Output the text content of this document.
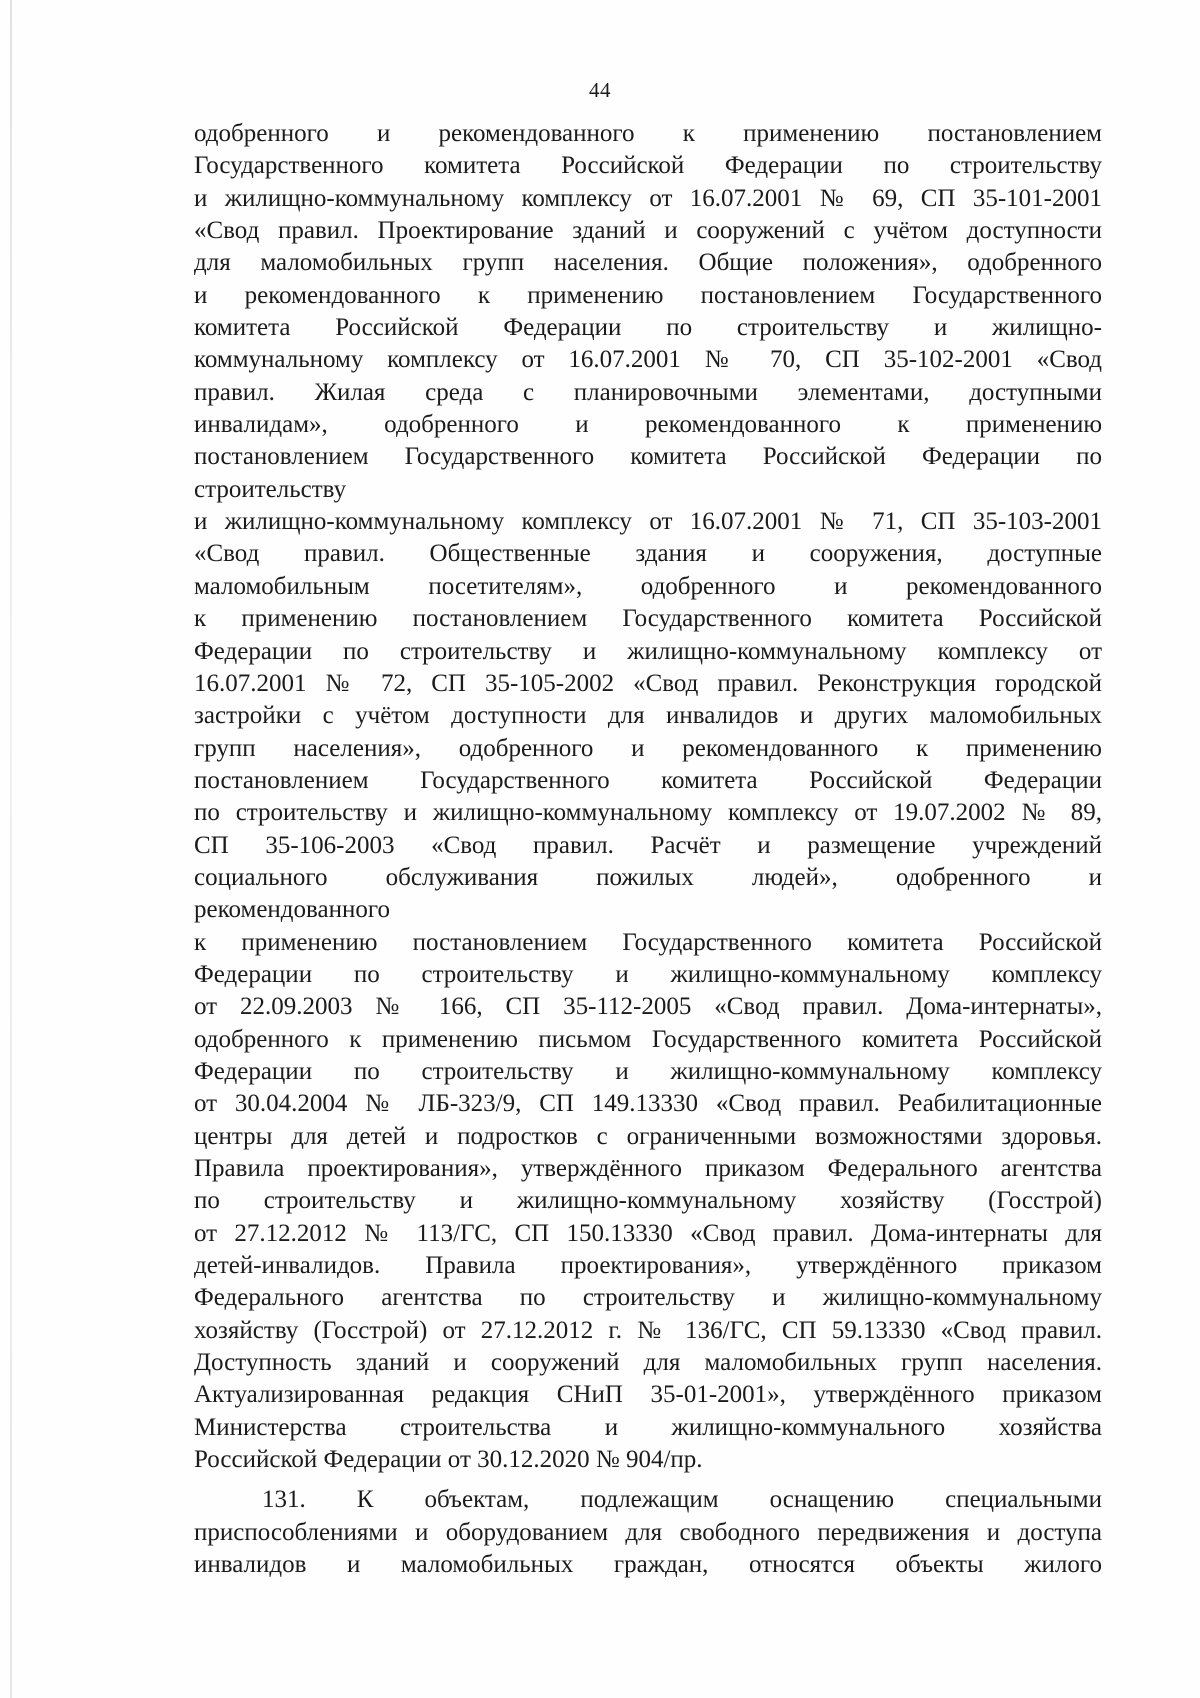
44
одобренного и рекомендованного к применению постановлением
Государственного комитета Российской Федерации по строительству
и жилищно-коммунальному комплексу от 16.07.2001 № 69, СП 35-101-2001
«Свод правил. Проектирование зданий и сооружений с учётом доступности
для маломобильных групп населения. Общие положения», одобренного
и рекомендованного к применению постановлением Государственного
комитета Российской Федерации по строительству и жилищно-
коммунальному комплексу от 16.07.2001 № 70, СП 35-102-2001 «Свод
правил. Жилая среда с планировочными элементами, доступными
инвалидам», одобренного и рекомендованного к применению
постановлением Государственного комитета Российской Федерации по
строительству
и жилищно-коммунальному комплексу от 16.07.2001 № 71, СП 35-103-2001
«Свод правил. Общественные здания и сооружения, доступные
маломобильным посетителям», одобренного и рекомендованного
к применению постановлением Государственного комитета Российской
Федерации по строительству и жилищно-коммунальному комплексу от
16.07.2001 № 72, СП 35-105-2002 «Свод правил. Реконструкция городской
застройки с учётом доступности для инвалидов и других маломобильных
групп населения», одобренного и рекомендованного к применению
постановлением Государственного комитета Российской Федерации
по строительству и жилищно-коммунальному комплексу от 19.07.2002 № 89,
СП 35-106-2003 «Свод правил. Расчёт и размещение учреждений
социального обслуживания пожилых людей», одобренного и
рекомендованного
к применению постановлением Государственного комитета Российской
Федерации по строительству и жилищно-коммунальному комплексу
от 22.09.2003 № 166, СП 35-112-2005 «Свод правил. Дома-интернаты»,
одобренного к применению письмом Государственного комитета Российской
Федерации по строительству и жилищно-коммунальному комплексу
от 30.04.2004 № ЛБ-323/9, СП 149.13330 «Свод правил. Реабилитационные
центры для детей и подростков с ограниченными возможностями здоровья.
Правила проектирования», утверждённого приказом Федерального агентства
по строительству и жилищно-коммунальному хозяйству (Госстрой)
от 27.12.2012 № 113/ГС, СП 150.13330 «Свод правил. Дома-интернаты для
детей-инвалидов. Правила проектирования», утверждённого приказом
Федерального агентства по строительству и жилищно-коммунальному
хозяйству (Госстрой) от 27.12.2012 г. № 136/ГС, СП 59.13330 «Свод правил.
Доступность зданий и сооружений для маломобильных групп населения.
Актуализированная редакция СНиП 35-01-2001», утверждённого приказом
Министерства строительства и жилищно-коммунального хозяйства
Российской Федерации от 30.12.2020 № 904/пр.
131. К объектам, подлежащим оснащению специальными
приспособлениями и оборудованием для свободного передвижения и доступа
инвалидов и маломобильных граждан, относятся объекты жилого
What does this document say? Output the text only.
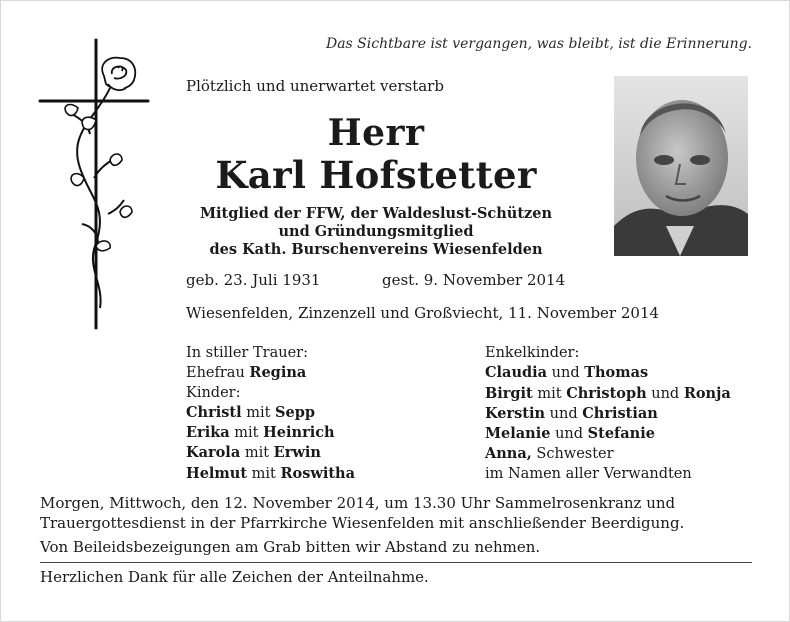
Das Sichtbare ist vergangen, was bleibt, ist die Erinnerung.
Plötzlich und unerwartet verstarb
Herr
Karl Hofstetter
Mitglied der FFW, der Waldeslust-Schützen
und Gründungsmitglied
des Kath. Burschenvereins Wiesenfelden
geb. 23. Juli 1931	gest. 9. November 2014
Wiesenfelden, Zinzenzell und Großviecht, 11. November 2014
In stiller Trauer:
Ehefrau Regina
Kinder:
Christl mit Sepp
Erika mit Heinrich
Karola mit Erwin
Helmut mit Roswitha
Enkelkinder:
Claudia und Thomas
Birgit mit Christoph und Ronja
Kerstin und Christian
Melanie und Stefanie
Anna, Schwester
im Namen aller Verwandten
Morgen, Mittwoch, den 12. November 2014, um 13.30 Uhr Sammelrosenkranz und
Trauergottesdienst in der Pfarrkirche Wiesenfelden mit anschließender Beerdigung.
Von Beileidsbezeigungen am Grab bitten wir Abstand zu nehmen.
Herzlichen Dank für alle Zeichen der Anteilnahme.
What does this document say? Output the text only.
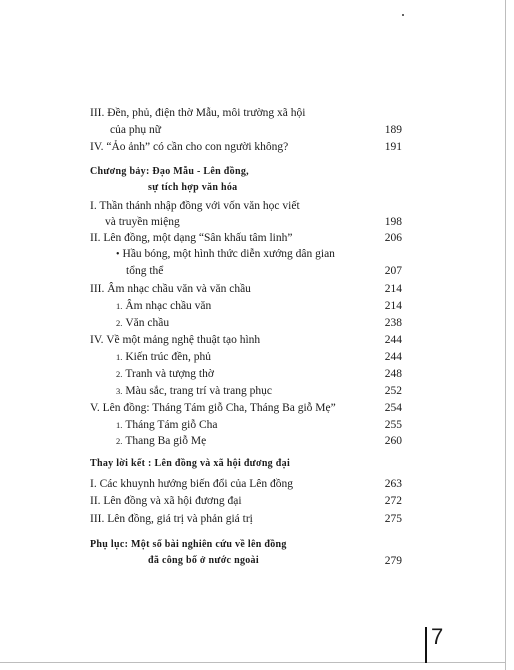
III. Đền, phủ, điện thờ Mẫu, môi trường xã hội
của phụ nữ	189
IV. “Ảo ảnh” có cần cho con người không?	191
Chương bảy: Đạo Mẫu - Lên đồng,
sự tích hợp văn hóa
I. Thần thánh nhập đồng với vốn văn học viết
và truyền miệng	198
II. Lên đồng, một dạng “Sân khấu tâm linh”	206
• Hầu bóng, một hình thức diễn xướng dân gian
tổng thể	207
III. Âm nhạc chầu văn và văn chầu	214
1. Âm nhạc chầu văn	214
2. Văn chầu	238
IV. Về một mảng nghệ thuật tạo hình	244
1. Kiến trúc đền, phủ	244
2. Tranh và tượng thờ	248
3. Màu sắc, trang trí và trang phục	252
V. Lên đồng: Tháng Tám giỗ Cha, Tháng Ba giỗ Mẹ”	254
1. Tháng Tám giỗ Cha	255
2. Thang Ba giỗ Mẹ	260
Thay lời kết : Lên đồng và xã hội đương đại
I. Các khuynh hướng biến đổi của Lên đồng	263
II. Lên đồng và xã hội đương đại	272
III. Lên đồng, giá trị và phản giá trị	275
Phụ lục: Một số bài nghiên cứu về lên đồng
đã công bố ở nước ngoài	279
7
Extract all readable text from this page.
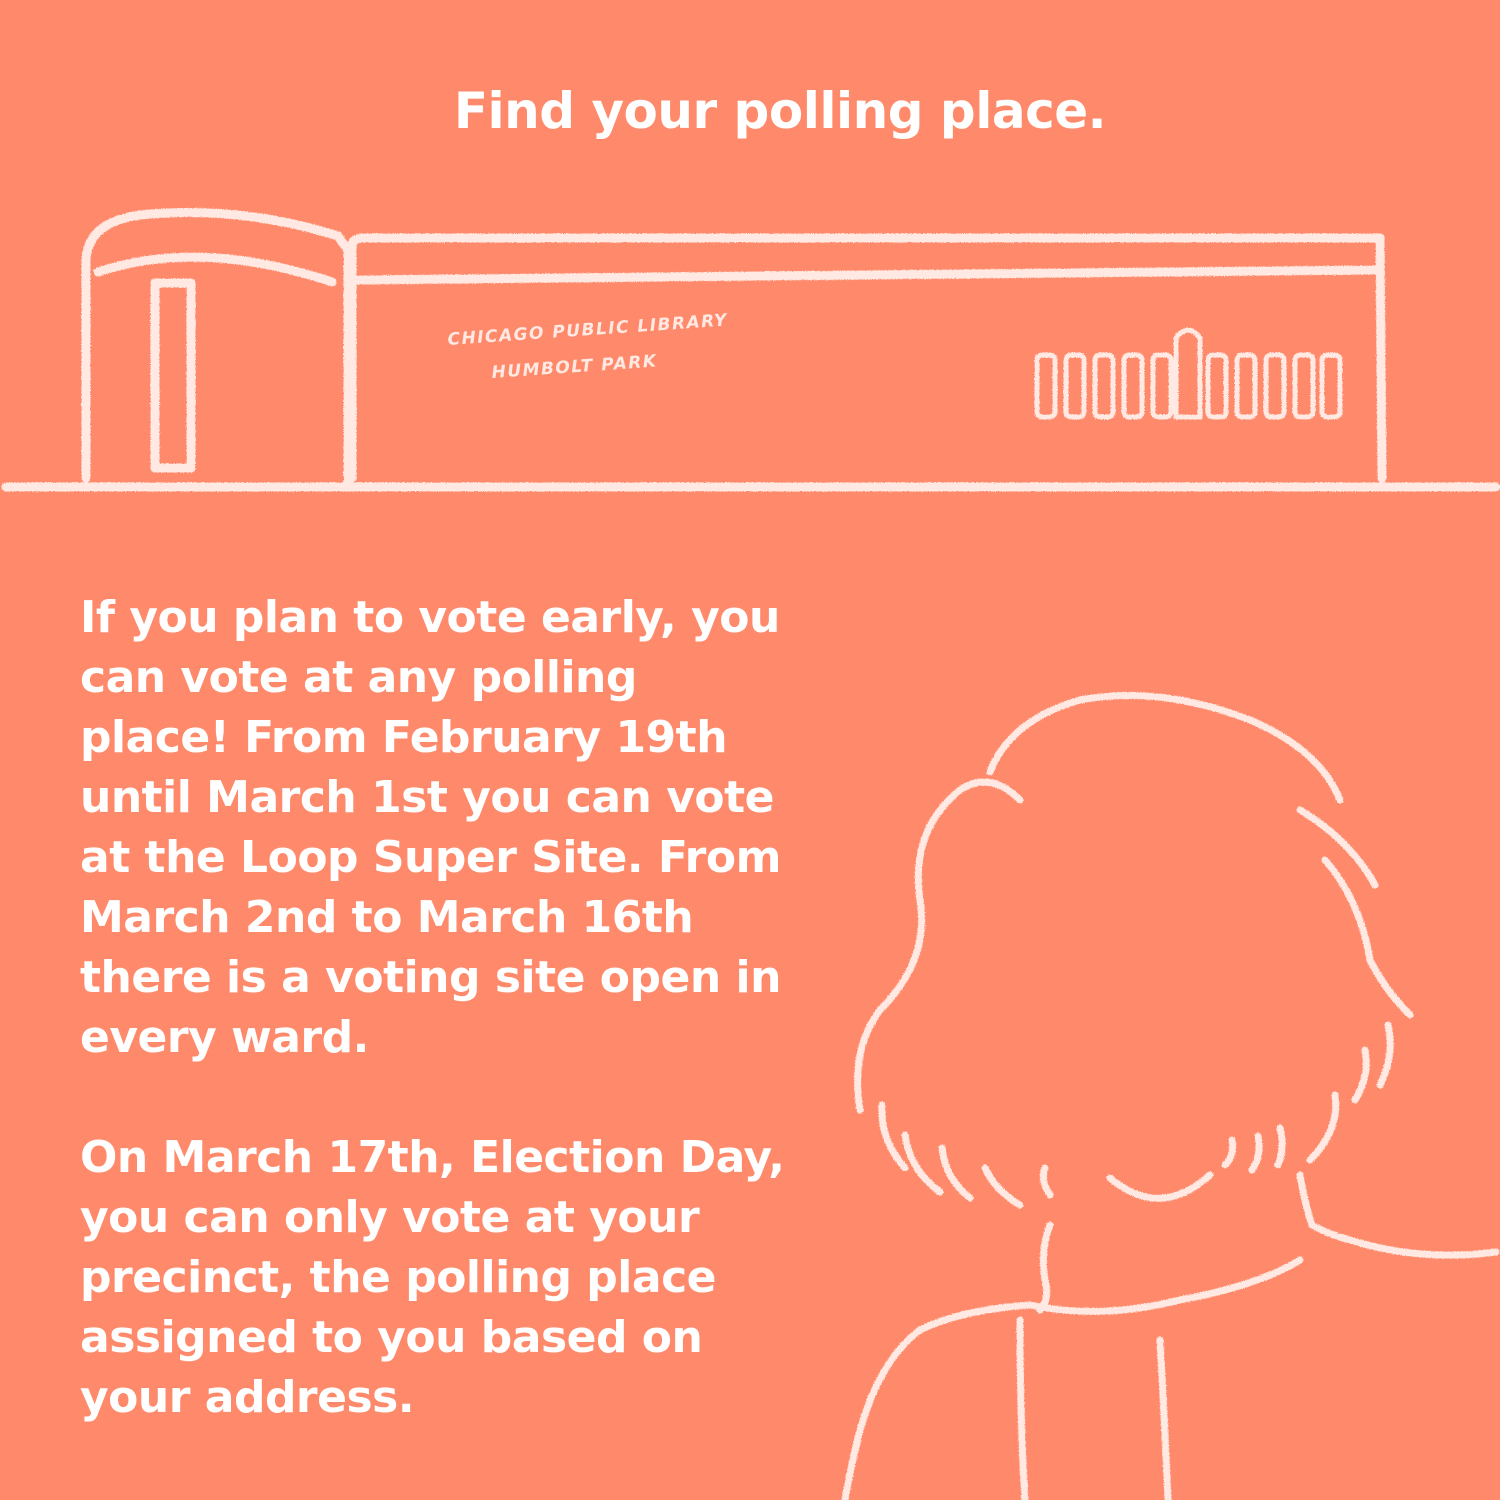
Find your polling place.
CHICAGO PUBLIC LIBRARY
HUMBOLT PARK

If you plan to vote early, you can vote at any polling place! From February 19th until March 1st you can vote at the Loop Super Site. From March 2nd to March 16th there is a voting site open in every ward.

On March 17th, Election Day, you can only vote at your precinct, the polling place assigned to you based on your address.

----------

> Task to complete: Please list every line of the records that contains "хозяйству".

> The response:
по строительству и жилищно-коммунальному хозяйству (Госстрой)
хозяйству (Госстрой) от 27.12.2012 г. № 136/ГС, СП 59.13330 «Свод правил.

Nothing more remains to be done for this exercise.